* Exercise brief
Reproduce the listing below without any change.
- - - -
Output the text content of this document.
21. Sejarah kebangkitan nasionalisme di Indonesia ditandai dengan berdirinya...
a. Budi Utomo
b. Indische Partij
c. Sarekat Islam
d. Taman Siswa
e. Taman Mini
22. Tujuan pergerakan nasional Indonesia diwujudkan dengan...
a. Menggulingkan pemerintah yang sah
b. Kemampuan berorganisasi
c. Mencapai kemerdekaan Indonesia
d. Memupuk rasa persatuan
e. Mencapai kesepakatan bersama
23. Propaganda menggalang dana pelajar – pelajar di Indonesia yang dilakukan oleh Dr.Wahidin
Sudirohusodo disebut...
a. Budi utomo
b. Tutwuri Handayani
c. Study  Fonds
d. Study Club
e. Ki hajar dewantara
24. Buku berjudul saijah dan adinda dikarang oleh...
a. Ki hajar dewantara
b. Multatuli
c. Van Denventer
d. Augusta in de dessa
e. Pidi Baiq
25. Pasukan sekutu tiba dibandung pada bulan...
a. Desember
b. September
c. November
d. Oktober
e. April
- - - -
* Reply to the exercise
Output the text content of this document.
21. Sejarah kebangkitan nasionalisme di Indonesia ditandai dengan berdirinya...
a. Budi Utomo
b. Indische Partij
c. Sarekat Islam
d. Taman Siswa
e. Taman Mini
22. Tujuan pergerakan nasional Indonesia diwujudkan dengan...
a. Menggulingkan pemerintah yang sah
b. Kemampuan berorganisasi
c. Mencapai kemerdekaan Indonesia
d. Memupuk rasa persatuan
e. Mencapai kesepakatan bersama
23. Propaganda menggalang dana pelajar – pelajar di Indonesia yang dilakukan oleh Dr.Wahidin
Sudirohusodo disebut...
a. Budi utomo
b. Tutwuri Handayani
c. Study  Fonds
d. Study Club
e. Ki hajar dewantara
24. Buku berjudul saijah dan adinda dikarang oleh...
a. Ki hajar dewantara
b. Multatuli
c. Van Denventer
d. Augusta in de dessa
e. Pidi Baiq
25. Pasukan sekutu tiba dibandung pada bulan...
a. Desember
b. September
c. November
d. Oktober
e. April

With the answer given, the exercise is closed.